Collection entries:

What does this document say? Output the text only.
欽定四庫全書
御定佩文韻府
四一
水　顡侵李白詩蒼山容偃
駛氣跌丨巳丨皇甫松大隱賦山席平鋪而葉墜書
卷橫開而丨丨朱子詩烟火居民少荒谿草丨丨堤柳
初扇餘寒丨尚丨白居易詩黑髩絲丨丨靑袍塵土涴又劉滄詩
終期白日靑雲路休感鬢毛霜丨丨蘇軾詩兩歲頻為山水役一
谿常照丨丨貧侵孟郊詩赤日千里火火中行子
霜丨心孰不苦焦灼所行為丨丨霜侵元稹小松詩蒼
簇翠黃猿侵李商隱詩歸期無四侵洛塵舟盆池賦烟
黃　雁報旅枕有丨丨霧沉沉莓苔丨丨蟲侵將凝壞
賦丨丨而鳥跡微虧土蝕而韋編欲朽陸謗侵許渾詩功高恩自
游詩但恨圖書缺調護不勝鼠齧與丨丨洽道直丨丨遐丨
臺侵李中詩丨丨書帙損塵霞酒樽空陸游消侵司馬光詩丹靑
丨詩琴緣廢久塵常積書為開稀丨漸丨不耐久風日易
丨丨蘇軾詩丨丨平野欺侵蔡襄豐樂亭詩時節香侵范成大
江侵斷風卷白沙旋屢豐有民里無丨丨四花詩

WORK TO COMPLETE
Take the listing above and write it out again exactly.

CORRECT ANSWER
What does this document say? Output the text only.
欽定四庫全書
御定佩文韻府
四一
水　顡侵李白詩蒼山容偃
駛氣跌丨巳丨皇甫松大隱賦山席平鋪而葉墜書
卷橫開而丨丨朱子詩烟火居民少荒谿草丨丨堤柳
初扇餘寒丨尚丨白居易詩黑髩絲丨丨靑袍塵土涴又劉滄詩
終期白日靑雲路休感鬢毛霜丨丨蘇軾詩兩歲頻為山水役一
谿常照丨丨貧侵孟郊詩赤日千里火火中行子
霜丨心孰不苦焦灼所行為丨丨霜侵元稹小松詩蒼
簇翠黃猿侵李商隱詩歸期無四侵洛塵舟盆池賦烟
黃　雁報旅枕有丨丨霧沉沉莓苔丨丨蟲侵將凝壞
賦丨丨而鳥跡微虧土蝕而韋編欲朽陸謗侵許渾詩功高恩自
游詩但恨圖書缺調護不勝鼠齧與丨丨洽道直丨丨遐丨
臺侵李中詩丨丨書帙損塵霞酒樽空陸游消侵司馬光詩丹靑
丨詩琴緣廢久塵常積書為開稀丨漸丨不耐久風日易
丨丨蘇軾詩丨丨平野欺侵蔡襄豐樂亭詩時節香侵范成大
江侵斷風卷白沙旋屢豐有民里無丨丨四花詩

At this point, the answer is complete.